INPUT:
::::::::::

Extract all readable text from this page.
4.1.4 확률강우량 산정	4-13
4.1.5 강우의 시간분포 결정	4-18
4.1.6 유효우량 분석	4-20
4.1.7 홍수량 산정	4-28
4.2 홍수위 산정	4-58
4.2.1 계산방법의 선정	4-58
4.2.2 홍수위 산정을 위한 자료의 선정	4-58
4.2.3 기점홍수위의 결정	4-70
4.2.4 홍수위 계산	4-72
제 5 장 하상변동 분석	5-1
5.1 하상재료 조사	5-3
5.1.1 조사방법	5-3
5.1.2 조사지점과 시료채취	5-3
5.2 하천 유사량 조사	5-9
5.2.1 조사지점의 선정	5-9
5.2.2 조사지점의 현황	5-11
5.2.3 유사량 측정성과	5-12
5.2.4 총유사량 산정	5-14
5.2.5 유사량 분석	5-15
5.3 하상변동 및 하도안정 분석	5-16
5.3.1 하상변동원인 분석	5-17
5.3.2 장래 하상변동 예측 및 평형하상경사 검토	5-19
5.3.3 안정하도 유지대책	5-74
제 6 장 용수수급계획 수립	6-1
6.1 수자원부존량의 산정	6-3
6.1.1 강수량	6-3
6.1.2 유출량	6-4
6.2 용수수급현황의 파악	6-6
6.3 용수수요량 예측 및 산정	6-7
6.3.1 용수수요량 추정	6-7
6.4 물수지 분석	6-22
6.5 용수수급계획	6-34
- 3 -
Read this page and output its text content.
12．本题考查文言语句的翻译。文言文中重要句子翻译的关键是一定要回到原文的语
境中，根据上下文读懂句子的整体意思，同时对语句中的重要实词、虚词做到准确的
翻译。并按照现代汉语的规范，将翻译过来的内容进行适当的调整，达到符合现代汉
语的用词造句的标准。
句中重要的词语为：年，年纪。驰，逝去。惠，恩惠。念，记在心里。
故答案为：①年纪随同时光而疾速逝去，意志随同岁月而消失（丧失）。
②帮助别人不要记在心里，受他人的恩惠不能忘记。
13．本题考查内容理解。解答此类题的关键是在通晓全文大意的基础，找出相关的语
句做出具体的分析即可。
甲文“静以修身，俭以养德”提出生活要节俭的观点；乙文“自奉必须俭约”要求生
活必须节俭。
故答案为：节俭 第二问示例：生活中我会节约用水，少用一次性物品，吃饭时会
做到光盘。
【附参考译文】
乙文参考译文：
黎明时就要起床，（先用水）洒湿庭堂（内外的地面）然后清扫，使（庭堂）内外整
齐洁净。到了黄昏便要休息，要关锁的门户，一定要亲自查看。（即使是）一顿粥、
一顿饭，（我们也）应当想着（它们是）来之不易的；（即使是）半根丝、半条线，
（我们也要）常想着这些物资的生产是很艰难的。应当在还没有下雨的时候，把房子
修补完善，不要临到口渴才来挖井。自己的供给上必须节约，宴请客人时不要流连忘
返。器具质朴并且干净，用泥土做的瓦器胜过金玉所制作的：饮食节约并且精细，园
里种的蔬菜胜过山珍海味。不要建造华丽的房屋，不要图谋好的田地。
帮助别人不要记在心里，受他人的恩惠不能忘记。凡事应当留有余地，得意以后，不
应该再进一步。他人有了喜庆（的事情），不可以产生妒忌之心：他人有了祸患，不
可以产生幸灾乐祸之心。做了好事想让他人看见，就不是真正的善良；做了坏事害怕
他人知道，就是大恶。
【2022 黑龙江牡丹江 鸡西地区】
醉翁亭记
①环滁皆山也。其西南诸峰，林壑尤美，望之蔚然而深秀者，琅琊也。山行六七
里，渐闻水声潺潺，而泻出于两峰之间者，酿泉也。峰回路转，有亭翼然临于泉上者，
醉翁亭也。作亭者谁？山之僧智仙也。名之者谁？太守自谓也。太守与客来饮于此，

::::::::::

GOAL: Retype the listing above in full, with no alterations.

WORKED ANSWER:
Extract all readable text from this page.
4.1.4 확률강우량 산정	4-13
4.1.5 강우의 시간분포 결정	4-18
4.1.6 유효우량 분석	4-20
4.1.7 홍수량 산정	4-28
4.2 홍수위 산정	4-58
4.2.1 계산방법의 선정	4-58
4.2.2 홍수위 산정을 위한 자료의 선정	4-58
4.2.3 기점홍수위의 결정	4-70
4.2.4 홍수위 계산	4-72
제 5 장 하상변동 분석	5-1
5.1 하상재료 조사	5-3
5.1.1 조사방법	5-3
5.1.2 조사지점과 시료채취	5-3
5.2 하천 유사량 조사	5-9
5.2.1 조사지점의 선정	5-9
5.2.2 조사지점의 현황	5-11
5.2.3 유사량 측정성과	5-12
5.2.4 총유사량 산정	5-14
5.2.5 유사량 분석	5-15
5.3 하상변동 및 하도안정 분석	5-16
5.3.1 하상변동원인 분석	5-17
5.3.2 장래 하상변동 예측 및 평형하상경사 검토	5-19
5.3.3 안정하도 유지대책	5-74
제 6 장 용수수급계획 수립	6-1
6.1 수자원부존량의 산정	6-3
6.1.1 강수량	6-3
6.1.2 유출량	6-4
6.2 용수수급현황의 파악	6-6
6.3 용수수요량 예측 및 산정	6-7
6.3.1 용수수요량 추정	6-7
6.4 물수지 분석	6-22
6.5 용수수급계획	6-34
- 3 -
Read this page and output its text content.
12．本题考查文言语句的翻译。文言文中重要句子翻译的关键是一定要回到原文的语
境中，根据上下文读懂句子的整体意思，同时对语句中的重要实词、虚词做到准确的
翻译。并按照现代汉语的规范，将翻译过来的内容进行适当的调整，达到符合现代汉
语的用词造句的标准。
句中重要的词语为：年，年纪。驰，逝去。惠，恩惠。念，记在心里。
故答案为：①年纪随同时光而疾速逝去，意志随同岁月而消失（丧失）。
②帮助别人不要记在心里，受他人的恩惠不能忘记。
13．本题考查内容理解。解答此类题的关键是在通晓全文大意的基础，找出相关的语
句做出具体的分析即可。
甲文“静以修身，俭以养德”提出生活要节俭的观点；乙文“自奉必须俭约”要求生
活必须节俭。
故答案为：节俭 第二问示例：生活中我会节约用水，少用一次性物品，吃饭时会
做到光盘。
【附参考译文】
乙文参考译文：
黎明时就要起床，（先用水）洒湿庭堂（内外的地面）然后清扫，使（庭堂）内外整
齐洁净。到了黄昏便要休息，要关锁的门户，一定要亲自查看。（即使是）一顿粥、
一顿饭，（我们也）应当想着（它们是）来之不易的；（即使是）半根丝、半条线，
（我们也要）常想着这些物资的生产是很艰难的。应当在还没有下雨的时候，把房子
修补完善，不要临到口渴才来挖井。自己的供给上必须节约，宴请客人时不要流连忘
返。器具质朴并且干净，用泥土做的瓦器胜过金玉所制作的：饮食节约并且精细，园
里种的蔬菜胜过山珍海味。不要建造华丽的房屋，不要图谋好的田地。
帮助别人不要记在心里，受他人的恩惠不能忘记。凡事应当留有余地，得意以后，不
应该再进一步。他人有了喜庆（的事情），不可以产生妒忌之心：他人有了祸患，不
可以产生幸灾乐祸之心。做了好事想让他人看见，就不是真正的善良；做了坏事害怕
他人知道，就是大恶。
【2022 黑龙江牡丹江 鸡西地区】
醉翁亭记
①环滁皆山也。其西南诸峰，林壑尤美，望之蔚然而深秀者，琅琊也。山行六七
里，渐闻水声潺潺，而泻出于两峰之间者，酿泉也。峰回路转，有亭翼然临于泉上者，
醉翁亭也。作亭者谁？山之僧智仙也。名之者谁？太守自谓也。太守与客来饮于此，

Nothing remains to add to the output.